Exercise objective
Identify each line below that contains the word "this", and copy it out.

[START]

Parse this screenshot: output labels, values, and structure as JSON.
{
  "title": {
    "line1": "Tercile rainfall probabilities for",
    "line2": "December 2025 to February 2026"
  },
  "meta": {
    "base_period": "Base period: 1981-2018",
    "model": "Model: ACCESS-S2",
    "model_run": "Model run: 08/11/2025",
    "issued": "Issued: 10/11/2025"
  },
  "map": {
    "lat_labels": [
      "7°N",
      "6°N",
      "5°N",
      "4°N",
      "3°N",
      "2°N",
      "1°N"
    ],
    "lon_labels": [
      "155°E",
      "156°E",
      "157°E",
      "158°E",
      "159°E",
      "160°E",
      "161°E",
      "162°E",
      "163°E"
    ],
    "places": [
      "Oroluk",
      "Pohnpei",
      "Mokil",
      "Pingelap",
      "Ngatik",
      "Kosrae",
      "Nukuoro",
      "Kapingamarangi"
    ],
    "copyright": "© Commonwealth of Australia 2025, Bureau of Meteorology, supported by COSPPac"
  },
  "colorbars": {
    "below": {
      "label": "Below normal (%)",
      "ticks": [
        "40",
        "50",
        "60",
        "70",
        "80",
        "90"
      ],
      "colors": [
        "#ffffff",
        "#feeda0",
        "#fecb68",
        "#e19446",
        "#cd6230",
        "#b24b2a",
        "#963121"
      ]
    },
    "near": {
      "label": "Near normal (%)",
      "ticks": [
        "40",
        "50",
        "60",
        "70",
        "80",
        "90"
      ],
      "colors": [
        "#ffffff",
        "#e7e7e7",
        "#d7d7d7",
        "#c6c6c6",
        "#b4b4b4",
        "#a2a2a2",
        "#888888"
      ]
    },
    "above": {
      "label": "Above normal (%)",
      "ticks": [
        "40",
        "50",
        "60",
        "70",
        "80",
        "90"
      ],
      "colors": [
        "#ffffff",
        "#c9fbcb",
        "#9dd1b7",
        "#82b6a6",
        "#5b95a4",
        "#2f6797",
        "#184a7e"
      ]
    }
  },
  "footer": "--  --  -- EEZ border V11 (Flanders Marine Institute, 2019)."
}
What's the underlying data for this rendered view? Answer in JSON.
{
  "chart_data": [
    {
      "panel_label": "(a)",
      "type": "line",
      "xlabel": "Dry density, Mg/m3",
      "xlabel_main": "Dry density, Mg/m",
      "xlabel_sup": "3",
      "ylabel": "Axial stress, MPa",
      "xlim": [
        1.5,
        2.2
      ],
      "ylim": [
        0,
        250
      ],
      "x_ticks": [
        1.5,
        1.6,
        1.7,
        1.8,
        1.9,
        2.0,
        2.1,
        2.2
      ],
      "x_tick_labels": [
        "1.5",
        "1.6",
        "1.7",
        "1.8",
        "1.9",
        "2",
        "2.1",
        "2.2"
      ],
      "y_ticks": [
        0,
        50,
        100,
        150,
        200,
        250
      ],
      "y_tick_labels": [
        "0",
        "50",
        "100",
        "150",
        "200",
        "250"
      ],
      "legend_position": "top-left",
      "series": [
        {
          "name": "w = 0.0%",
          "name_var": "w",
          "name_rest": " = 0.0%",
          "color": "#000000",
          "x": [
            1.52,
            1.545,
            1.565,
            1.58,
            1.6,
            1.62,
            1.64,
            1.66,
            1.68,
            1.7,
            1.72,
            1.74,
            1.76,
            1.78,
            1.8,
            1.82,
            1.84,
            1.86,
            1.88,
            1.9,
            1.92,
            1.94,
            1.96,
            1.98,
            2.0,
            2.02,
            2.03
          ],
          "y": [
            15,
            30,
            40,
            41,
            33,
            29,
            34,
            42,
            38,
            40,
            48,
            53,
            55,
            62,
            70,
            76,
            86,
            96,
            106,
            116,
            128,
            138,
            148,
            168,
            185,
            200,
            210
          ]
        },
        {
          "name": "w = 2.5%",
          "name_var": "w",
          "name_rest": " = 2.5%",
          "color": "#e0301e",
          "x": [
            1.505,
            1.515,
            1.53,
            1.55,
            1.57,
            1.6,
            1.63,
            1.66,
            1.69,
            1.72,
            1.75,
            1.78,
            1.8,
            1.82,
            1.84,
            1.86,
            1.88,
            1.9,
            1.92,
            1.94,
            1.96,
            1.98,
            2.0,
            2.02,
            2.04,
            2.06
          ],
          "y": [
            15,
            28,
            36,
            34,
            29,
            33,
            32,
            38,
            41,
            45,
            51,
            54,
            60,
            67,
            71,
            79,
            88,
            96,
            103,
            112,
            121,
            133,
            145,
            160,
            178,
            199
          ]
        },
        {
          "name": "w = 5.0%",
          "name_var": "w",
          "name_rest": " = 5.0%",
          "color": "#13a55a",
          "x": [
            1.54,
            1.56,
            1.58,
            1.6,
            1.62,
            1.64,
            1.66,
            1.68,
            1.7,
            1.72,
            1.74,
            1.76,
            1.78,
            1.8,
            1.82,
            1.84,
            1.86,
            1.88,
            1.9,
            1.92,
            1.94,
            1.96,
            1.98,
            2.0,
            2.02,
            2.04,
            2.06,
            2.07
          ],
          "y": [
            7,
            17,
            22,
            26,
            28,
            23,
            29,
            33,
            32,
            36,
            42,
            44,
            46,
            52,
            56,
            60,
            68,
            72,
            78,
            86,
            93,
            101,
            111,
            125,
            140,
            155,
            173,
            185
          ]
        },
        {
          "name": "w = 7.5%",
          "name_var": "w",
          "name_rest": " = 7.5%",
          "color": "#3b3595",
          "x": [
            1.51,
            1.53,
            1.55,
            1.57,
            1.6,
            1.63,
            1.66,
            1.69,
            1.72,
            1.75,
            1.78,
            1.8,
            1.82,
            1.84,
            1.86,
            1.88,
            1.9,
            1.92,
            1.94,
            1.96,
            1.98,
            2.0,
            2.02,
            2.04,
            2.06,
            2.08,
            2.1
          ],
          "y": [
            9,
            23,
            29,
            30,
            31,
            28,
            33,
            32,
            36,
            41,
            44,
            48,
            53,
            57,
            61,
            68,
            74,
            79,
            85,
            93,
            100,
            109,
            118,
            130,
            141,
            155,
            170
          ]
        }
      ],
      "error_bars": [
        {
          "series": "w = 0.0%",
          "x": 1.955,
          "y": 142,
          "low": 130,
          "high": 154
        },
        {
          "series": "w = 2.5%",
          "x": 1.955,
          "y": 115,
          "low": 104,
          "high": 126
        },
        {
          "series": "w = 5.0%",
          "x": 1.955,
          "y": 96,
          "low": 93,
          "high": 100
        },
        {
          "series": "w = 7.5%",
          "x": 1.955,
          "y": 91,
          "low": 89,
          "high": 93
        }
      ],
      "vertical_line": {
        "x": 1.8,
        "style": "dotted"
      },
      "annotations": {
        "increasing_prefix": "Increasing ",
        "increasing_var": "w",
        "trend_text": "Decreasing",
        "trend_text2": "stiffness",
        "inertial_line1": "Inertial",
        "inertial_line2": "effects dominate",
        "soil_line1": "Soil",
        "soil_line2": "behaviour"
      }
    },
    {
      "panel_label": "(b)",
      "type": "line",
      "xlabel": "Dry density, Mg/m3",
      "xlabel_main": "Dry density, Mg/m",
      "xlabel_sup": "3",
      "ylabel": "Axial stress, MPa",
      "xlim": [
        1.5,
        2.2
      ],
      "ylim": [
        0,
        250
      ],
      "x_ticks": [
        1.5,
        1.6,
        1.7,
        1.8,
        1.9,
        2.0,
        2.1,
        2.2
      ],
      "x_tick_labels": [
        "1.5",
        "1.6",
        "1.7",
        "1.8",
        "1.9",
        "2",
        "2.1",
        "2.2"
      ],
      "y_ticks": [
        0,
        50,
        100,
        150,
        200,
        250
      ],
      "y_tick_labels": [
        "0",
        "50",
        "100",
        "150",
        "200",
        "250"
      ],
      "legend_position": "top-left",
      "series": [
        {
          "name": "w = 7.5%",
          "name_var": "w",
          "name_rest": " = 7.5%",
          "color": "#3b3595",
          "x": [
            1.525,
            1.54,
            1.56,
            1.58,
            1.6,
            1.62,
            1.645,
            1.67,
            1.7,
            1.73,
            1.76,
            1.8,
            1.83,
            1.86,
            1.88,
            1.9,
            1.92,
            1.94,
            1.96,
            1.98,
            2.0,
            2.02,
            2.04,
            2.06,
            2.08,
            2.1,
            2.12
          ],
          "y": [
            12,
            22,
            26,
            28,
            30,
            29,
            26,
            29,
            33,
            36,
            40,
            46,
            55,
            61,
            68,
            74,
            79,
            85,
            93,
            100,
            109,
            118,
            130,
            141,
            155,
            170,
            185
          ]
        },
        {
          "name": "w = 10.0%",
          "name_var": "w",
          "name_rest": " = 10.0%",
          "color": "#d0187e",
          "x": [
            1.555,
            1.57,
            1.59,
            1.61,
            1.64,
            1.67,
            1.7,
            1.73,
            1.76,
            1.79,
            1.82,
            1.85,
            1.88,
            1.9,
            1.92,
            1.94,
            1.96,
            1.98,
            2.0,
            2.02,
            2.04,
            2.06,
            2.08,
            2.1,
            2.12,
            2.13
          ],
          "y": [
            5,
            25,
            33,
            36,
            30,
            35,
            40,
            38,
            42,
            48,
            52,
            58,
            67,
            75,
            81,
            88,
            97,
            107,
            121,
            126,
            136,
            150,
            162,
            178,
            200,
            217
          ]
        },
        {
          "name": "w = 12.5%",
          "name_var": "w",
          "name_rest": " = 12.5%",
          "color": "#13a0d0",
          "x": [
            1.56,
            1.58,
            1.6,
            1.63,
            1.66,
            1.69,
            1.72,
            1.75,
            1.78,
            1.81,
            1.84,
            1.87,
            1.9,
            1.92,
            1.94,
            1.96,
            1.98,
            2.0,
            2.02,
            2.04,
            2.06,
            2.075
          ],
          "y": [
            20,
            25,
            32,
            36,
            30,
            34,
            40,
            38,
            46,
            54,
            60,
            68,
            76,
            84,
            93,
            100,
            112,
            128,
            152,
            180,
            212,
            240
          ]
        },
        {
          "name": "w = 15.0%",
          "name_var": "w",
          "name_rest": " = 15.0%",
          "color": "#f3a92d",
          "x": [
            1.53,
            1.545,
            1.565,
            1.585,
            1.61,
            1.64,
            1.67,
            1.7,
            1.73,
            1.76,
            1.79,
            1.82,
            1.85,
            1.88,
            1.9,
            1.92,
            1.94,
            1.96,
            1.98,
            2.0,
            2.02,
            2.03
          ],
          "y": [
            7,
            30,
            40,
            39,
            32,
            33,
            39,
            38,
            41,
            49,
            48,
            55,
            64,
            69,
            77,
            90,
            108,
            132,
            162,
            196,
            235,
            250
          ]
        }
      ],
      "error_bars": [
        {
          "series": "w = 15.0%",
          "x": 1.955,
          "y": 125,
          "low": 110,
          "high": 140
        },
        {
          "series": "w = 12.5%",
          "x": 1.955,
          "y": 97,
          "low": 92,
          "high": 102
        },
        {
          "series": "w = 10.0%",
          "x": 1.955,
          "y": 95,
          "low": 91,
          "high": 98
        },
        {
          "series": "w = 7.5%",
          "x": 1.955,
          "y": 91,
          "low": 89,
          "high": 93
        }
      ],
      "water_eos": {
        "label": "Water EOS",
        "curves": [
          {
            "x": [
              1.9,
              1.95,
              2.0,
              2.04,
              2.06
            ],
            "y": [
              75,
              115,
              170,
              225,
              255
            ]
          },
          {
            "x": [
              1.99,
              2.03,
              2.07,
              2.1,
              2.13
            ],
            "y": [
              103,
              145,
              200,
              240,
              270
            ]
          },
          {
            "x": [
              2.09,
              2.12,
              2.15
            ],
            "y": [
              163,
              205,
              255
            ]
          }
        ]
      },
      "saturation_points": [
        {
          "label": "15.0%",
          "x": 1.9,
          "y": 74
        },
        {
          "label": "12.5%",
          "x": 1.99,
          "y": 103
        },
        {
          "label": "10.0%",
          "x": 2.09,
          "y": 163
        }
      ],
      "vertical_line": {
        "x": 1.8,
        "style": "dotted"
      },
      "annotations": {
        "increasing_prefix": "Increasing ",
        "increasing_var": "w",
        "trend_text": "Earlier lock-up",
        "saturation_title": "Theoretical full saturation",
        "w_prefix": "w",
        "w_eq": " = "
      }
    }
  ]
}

[END]

Complete answer
Parse this screenshot: output labels, values, and structure as JSON.
What's the underlying data for this rendered view? Answer in JSON.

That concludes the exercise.